### Required work
A line counts if it contains the string "wordt"; say how many such lines there are, giving only the number.

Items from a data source
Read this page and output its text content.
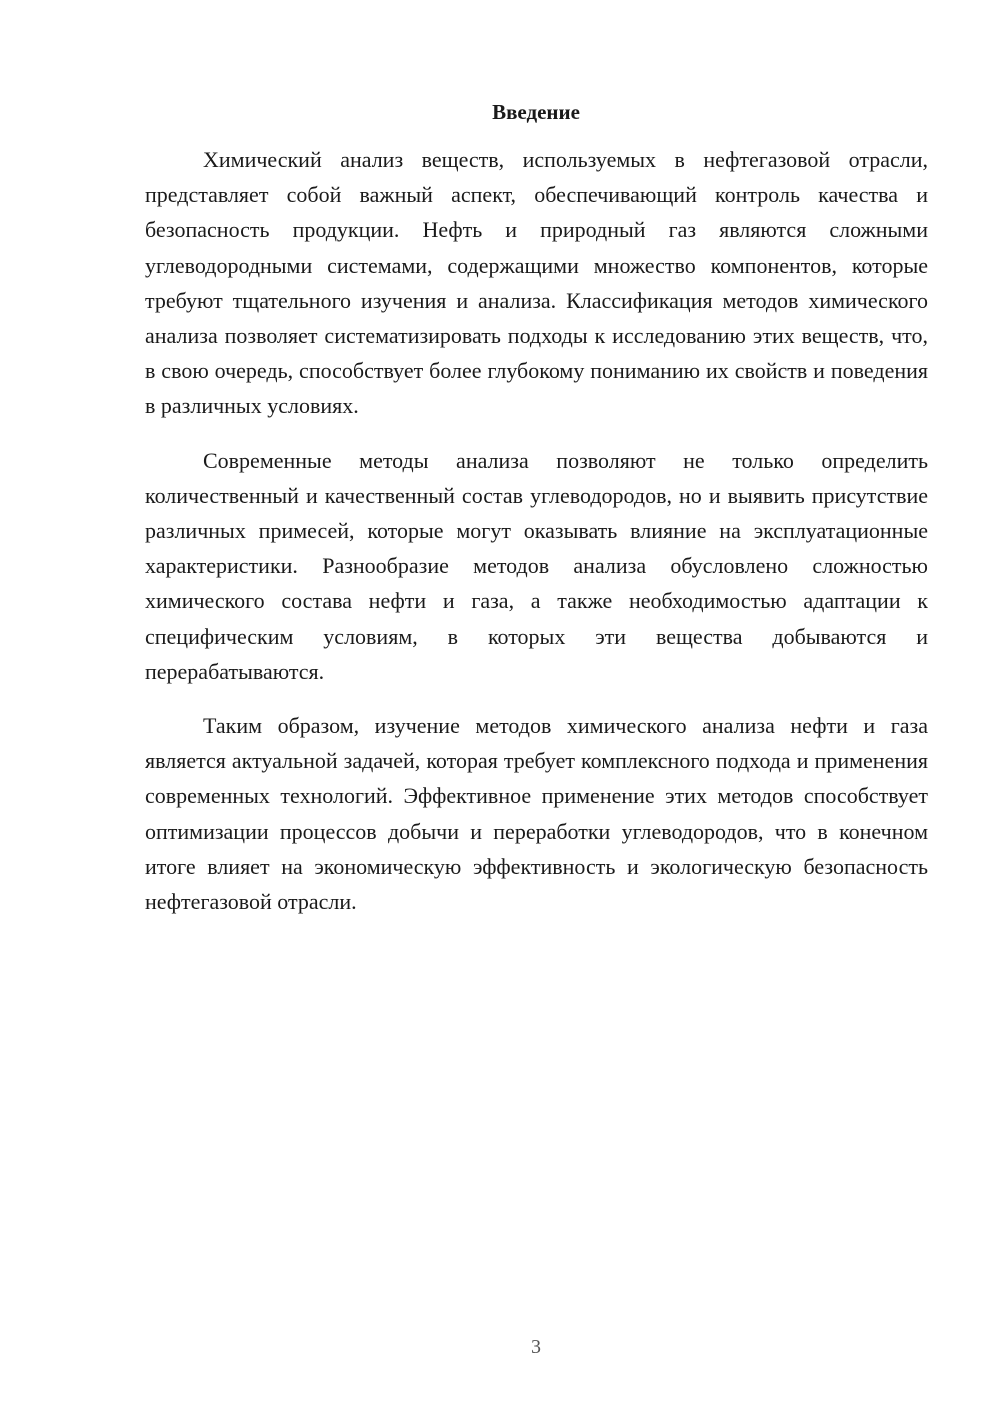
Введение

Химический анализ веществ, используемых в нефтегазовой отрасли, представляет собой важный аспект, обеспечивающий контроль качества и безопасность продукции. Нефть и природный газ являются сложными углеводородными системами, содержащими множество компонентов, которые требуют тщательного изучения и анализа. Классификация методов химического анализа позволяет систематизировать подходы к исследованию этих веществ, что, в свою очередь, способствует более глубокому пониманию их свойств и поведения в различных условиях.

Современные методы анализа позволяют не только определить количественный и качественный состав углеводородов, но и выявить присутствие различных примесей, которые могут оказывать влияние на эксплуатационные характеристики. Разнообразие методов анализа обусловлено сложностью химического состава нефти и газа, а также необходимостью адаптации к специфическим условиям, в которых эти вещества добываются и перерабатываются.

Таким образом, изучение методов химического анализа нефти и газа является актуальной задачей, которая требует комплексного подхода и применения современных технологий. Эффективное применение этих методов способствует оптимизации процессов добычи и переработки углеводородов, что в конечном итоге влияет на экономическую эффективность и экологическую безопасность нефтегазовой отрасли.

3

--

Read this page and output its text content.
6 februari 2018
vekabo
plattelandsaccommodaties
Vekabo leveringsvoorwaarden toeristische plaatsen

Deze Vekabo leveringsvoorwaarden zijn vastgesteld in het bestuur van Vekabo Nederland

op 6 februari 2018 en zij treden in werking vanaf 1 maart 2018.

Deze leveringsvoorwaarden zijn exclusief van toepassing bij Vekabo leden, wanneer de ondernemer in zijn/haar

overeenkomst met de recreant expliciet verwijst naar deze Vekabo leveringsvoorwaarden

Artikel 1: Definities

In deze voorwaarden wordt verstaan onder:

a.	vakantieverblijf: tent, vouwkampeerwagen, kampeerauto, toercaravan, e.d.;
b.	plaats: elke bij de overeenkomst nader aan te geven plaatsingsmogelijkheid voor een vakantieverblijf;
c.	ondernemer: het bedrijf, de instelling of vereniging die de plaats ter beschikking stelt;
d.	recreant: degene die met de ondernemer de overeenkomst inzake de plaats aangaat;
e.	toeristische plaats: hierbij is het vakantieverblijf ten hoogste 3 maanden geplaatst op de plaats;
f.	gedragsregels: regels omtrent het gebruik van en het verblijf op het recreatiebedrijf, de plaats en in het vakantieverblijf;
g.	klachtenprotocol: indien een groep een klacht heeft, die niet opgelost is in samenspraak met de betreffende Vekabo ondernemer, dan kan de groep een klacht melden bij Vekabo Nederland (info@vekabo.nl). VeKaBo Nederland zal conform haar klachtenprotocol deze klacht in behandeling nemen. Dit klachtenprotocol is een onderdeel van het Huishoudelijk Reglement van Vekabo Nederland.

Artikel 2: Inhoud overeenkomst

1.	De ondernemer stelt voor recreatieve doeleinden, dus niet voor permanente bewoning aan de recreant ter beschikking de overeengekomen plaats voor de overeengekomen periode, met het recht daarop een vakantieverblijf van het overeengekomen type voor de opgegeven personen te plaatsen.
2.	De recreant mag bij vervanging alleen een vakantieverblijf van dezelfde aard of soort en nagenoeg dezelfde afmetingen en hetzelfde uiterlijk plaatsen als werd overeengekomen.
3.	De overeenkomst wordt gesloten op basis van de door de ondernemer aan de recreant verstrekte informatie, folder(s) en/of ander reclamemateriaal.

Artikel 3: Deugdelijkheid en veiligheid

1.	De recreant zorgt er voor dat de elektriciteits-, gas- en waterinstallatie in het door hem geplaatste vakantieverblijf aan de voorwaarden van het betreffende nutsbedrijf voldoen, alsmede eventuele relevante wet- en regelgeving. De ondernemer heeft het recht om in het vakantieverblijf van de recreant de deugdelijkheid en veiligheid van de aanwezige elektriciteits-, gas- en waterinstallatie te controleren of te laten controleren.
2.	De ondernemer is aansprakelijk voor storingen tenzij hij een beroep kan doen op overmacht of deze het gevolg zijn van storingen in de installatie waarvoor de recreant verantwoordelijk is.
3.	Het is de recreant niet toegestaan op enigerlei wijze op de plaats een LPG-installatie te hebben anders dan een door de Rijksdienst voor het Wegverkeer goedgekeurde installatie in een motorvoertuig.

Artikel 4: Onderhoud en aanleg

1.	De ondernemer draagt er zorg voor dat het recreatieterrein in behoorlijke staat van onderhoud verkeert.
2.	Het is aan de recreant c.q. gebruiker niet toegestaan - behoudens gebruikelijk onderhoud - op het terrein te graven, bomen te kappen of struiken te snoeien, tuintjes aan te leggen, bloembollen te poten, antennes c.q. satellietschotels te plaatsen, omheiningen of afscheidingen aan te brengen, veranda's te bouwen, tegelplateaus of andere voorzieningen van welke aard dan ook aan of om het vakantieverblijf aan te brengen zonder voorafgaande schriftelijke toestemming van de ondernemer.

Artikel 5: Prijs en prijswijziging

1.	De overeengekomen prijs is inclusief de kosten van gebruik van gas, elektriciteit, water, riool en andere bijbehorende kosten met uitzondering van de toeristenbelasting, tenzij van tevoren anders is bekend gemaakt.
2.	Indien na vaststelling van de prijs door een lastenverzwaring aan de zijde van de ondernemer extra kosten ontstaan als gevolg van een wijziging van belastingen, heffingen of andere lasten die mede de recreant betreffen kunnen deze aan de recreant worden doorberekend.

### Expected answer
2